** begin **
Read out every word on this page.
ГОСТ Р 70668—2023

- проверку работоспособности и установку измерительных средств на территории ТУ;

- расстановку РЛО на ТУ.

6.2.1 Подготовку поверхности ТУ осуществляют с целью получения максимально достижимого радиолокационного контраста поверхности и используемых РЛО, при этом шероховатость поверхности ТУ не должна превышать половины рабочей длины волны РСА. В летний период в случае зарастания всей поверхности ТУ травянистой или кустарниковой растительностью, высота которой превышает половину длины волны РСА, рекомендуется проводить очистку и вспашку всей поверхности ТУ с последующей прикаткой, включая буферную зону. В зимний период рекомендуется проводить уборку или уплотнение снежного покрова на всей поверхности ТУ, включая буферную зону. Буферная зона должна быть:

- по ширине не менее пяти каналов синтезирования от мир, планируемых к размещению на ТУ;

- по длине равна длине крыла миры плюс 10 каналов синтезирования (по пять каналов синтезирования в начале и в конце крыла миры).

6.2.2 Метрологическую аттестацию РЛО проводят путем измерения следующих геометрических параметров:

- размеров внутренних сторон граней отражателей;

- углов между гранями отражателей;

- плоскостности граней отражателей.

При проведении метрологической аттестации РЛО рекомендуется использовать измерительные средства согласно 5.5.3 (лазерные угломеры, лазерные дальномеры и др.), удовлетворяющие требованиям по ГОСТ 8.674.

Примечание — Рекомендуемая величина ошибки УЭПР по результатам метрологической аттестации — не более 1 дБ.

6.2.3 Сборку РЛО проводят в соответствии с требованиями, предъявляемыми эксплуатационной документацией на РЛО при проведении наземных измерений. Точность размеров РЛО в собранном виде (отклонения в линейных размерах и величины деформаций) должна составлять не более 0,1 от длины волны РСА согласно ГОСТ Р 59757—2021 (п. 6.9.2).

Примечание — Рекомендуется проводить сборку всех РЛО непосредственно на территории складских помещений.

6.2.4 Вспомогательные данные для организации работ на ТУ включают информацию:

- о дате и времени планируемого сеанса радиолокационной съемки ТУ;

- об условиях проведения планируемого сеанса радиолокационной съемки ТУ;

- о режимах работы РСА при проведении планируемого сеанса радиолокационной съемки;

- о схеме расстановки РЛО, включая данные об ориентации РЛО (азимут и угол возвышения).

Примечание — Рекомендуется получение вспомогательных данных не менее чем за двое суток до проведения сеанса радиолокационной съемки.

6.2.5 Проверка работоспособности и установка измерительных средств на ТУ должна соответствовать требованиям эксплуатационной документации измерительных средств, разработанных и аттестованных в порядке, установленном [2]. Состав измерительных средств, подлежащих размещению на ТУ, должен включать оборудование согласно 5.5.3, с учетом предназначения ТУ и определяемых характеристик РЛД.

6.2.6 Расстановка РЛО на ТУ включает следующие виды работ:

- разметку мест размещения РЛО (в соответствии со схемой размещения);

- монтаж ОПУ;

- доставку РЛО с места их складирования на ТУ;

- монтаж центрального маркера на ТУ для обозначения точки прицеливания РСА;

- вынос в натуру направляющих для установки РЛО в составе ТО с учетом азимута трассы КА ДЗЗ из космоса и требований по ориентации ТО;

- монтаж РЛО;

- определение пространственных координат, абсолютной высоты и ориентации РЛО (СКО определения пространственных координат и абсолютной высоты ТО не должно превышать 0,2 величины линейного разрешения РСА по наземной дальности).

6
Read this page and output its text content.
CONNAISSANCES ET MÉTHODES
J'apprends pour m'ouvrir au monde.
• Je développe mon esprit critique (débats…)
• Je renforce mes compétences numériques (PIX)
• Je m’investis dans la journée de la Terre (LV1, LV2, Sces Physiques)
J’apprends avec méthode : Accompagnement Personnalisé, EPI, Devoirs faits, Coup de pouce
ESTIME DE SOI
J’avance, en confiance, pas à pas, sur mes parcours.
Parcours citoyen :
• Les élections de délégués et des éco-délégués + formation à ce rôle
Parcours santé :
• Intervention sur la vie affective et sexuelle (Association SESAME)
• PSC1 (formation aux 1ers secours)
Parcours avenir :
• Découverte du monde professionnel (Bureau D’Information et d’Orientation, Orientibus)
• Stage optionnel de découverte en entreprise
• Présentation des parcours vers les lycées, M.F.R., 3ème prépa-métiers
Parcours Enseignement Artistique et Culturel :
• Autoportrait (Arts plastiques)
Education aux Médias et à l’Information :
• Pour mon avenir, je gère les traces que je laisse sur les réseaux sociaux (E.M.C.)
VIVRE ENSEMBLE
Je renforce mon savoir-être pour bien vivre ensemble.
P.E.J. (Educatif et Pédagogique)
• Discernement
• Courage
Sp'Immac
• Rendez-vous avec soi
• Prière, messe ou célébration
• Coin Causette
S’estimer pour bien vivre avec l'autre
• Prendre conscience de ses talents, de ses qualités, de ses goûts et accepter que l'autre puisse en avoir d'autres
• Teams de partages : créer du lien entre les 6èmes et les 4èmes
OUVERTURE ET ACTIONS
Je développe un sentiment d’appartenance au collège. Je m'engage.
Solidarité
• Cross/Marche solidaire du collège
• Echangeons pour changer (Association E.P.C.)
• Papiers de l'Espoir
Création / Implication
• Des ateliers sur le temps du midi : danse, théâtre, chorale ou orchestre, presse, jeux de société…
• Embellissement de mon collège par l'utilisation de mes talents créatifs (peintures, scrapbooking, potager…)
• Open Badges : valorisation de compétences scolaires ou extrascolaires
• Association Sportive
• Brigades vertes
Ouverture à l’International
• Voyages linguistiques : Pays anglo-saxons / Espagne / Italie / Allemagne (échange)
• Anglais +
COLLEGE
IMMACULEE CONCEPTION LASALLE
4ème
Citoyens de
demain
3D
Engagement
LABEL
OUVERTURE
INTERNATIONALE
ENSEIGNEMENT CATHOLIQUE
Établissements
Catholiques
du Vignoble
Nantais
** end **
WHAT IS NEEDED: Repeat the material word for word, in full.

FINAL ANSWER:
Read out every word on this page.
ГОСТ Р 70668—2023

- проверку работоспособности и установку измерительных средств на территории ТУ;

- расстановку РЛО на ТУ.

6.2.1 Подготовку поверхности ТУ осуществляют с целью получения максимально достижимого радиолокационного контраста поверхности и используемых РЛО, при этом шероховатость поверхности ТУ не должна превышать половины рабочей длины волны РСА. В летний период в случае зарастания всей поверхности ТУ травянистой или кустарниковой растительностью, высота которой превышает половину длины волны РСА, рекомендуется проводить очистку и вспашку всей поверхности ТУ с последующей прикаткой, включая буферную зону. В зимний период рекомендуется проводить уборку или уплотнение снежного покрова на всей поверхности ТУ, включая буферную зону. Буферная зона должна быть:

- по ширине не менее пяти каналов синтезирования от мир, планируемых к размещению на ТУ;

- по длине равна длине крыла миры плюс 10 каналов синтезирования (по пять каналов синтезирования в начале и в конце крыла миры).

6.2.2 Метрологическую аттестацию РЛО проводят путем измерения следующих геометрических параметров:

- размеров внутренних сторон граней отражателей;

- углов между гранями отражателей;

- плоскостности граней отражателей.

При проведении метрологической аттестации РЛО рекомендуется использовать измерительные средства согласно 5.5.3 (лазерные угломеры, лазерные дальномеры и др.), удовлетворяющие требованиям по ГОСТ 8.674.

Примечание — Рекомендуемая величина ошибки УЭПР по результатам метрологической аттестации — не более 1 дБ.

6.2.3 Сборку РЛО проводят в соответствии с требованиями, предъявляемыми эксплуатационной документацией на РЛО при проведении наземных измерений. Точность размеров РЛО в собранном виде (отклонения в линейных размерах и величины деформаций) должна составлять не более 0,1 от длины волны РСА согласно ГОСТ Р 59757—2021 (п. 6.9.2).

Примечание — Рекомендуется проводить сборку всех РЛО непосредственно на территории складских помещений.

6.2.4 Вспомогательные данные для организации работ на ТУ включают информацию:

- о дате и времени планируемого сеанса радиолокационной съемки ТУ;

- об условиях проведения планируемого сеанса радиолокационной съемки ТУ;

- о режимах работы РСА при проведении планируемого сеанса радиолокационной съемки;

- о схеме расстановки РЛО, включая данные об ориентации РЛО (азимут и угол возвышения).

Примечание — Рекомендуется получение вспомогательных данных не менее чем за двое суток до проведения сеанса радиолокационной съемки.

6.2.5 Проверка работоспособности и установка измерительных средств на ТУ должна соответствовать требованиям эксплуатационной документации измерительных средств, разработанных и аттестованных в порядке, установленном [2]. Состав измерительных средств, подлежащих размещению на ТУ, должен включать оборудование согласно 5.5.3, с учетом предназначения ТУ и определяемых характеристик РЛД.

6.2.6 Расстановка РЛО на ТУ включает следующие виды работ:

- разметку мест размещения РЛО (в соответствии со схемой размещения);

- монтаж ОПУ;

- доставку РЛО с места их складирования на ТУ;

- монтаж центрального маркера на ТУ для обозначения точки прицеливания РСА;

- вынос в натуру направляющих для установки РЛО в составе ТО с учетом азимута трассы КА ДЗЗ из космоса и требований по ориентации ТО;

- монтаж РЛО;

- определение пространственных координат, абсолютной высоты и ориентации РЛО (СКО определения пространственных координат и абсолютной высоты ТО не должно превышать 0,2 величины линейного разрешения РСА по наземной дальности).

6
Read this page and output its text content.
CONNAISSANCES ET MÉTHODES
J'apprends pour m'ouvrir au monde.
• Je développe mon esprit critique (débats…)
• Je renforce mes compétences numériques (PIX)
• Je m’investis dans la journée de la Terre (LV1, LV2, Sces Physiques)
J’apprends avec méthode : Accompagnement Personnalisé, EPI, Devoirs faits, Coup de pouce
ESTIME DE SOI
J’avance, en confiance, pas à pas, sur mes parcours.
Parcours citoyen :
• Les élections de délégués et des éco-délégués + formation à ce rôle
Parcours santé :
• Intervention sur la vie affective et sexuelle (Association SESAME)
• PSC1 (formation aux 1ers secours)
Parcours avenir :
• Découverte du monde professionnel (Bureau D’Information et d’Orientation, Orientibus)
• Stage optionnel de découverte en entreprise
• Présentation des parcours vers les lycées, M.F.R., 3ème prépa-métiers
Parcours Enseignement Artistique et Culturel :
• Autoportrait (Arts plastiques)
Education aux Médias et à l’Information :
• Pour mon avenir, je gère les traces que je laisse sur les réseaux sociaux (E.M.C.)
VIVRE ENSEMBLE
Je renforce mon savoir-être pour bien vivre ensemble.
P.E.J. (Educatif et Pédagogique)
• Discernement
• Courage
Sp'Immac
• Rendez-vous avec soi
• Prière, messe ou célébration
• Coin Causette
S’estimer pour bien vivre avec l'autre
• Prendre conscience de ses talents, de ses qualités, de ses goûts et accepter que l'autre puisse en avoir d'autres
• Teams de partages : créer du lien entre les 6èmes et les 4èmes
OUVERTURE ET ACTIONS
Je développe un sentiment d’appartenance au collège. Je m'engage.
Solidarité
• Cross/Marche solidaire du collège
• Echangeons pour changer (Association E.P.C.)
• Papiers de l'Espoir
Création / Implication
• Des ateliers sur le temps du midi : danse, théâtre, chorale ou orchestre, presse, jeux de société…
• Embellissement de mon collège par l'utilisation de mes talents créatifs (peintures, scrapbooking, potager…)
• Open Badges : valorisation de compétences scolaires ou extrascolaires
• Association Sportive
• Brigades vertes
Ouverture à l’International
• Voyages linguistiques : Pays anglo-saxons / Espagne / Italie / Allemagne (échange)
• Anglais +
COLLEGE
IMMACULEE CONCEPTION LASALLE
4ème
Citoyens de
demain
3D
Engagement
LABEL
OUVERTURE
INTERNATIONALE
ENSEIGNEMENT CATHOLIQUE
Établissements
Catholiques
du Vignoble
Nantais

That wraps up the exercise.